Source records
• • • • •

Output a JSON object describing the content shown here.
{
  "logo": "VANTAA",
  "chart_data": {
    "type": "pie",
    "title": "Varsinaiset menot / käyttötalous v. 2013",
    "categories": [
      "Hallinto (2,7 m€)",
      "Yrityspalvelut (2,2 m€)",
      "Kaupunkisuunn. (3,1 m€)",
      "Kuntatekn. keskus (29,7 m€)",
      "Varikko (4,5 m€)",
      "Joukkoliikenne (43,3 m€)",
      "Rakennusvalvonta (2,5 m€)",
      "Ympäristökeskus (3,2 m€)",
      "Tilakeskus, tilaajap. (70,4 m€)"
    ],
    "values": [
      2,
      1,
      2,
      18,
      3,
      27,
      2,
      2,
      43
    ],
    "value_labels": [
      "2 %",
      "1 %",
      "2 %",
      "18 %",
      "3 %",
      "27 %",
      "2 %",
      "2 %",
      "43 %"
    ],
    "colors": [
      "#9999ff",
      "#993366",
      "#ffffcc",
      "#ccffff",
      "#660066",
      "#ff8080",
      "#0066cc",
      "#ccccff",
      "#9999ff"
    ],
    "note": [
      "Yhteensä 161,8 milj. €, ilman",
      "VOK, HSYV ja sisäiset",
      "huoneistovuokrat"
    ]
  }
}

• • • • •

- What this task involves: Each record above should be returned exactly as it appears.

- The response:
Output a JSON object describing the content shown here.
{
  "logo": "VANTAA",
  "chart_data": {
    "type": "pie",
    "title": "Varsinaiset menot / käyttötalous v. 2013",
    "categories": [
      "Hallinto (2,7 m€)",
      "Yrityspalvelut (2,2 m€)",
      "Kaupunkisuunn. (3,1 m€)",
      "Kuntatekn. keskus (29,7 m€)",
      "Varikko (4,5 m€)",
      "Joukkoliikenne (43,3 m€)",
      "Rakennusvalvonta (2,5 m€)",
      "Ympäristökeskus (3,2 m€)",
      "Tilakeskus, tilaajap. (70,4 m€)"
    ],
    "values": [
      2,
      1,
      2,
      18,
      3,
      27,
      2,
      2,
      43
    ],
    "value_labels": [
      "2 %",
      "1 %",
      "2 %",
      "18 %",
      "3 %",
      "27 %",
      "2 %",
      "2 %",
      "43 %"
    ],
    "colors": [
      "#9999ff",
      "#993366",
      "#ffffcc",
      "#ccffff",
      "#660066",
      "#ff8080",
      "#0066cc",
      "#ccccff",
      "#9999ff"
    ],
    "note": [
      "Yhteensä 161,8 milj. €, ilman",
      "VOK, HSYV ja sisäiset",
      "huoneistovuokrat"
    ]
  }
}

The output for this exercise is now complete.